## start

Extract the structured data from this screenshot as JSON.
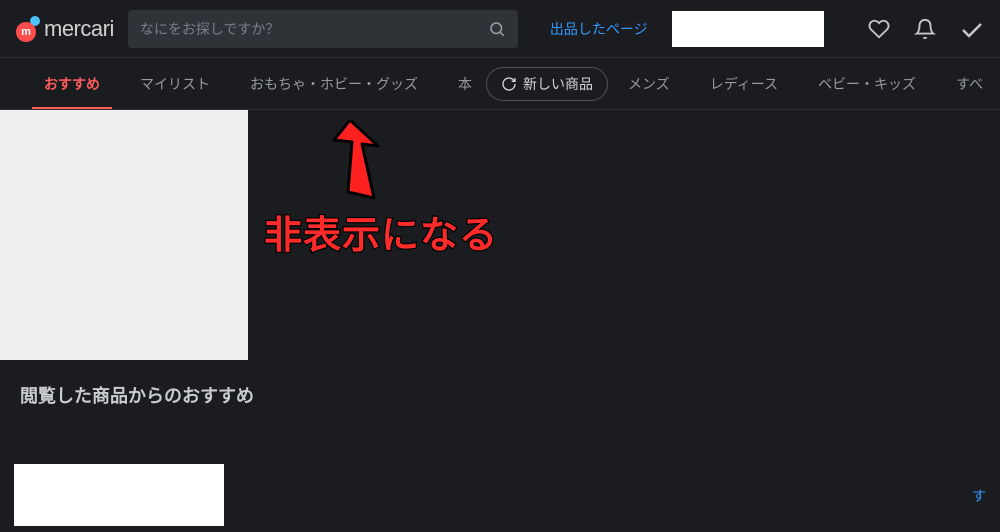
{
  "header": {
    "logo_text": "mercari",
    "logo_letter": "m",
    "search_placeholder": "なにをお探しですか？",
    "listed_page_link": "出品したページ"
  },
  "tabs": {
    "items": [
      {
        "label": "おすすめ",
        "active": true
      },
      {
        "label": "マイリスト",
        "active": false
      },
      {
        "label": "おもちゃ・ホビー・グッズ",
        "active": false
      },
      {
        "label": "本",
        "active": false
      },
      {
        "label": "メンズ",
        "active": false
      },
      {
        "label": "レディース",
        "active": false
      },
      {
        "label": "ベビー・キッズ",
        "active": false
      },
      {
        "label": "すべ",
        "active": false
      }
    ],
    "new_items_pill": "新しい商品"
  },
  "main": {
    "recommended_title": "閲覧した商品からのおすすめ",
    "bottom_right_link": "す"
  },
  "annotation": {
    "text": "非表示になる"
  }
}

## end

WHAT THIS TASK INVOLVES | Keep the pictures out of your copy, and repeat every entry above exactly.

RESULT |
Extract the structured data from this screenshot as JSON.
{
  "header": {
    "logo_text": "mercari",
    "logo_letter": "m",
    "search_placeholder": "なにをお探しですか？",
    "listed_page_link": "出品したページ"
  },
  "tabs": {
    "items": [
      {
        "label": "おすすめ",
        "active": true
      },
      {
        "label": "マイリスト",
        "active": false
      },
      {
        "label": "おもちゃ・ホビー・グッズ",
        "active": false
      },
      {
        "label": "本",
        "active": false
      },
      {
        "label": "メンズ",
        "active": false
      },
      {
        "label": "レディース",
        "active": false
      },
      {
        "label": "ベビー・キッズ",
        "active": false
      },
      {
        "label": "すべ",
        "active": false
      }
    ],
    "new_items_pill": "新しい商品"
  },
  "main": {
    "recommended_title": "閲覧した商品からのおすすめ",
    "bottom_right_link": "す"
  },
  "annotation": {
    "text": "非表示になる"
  }
}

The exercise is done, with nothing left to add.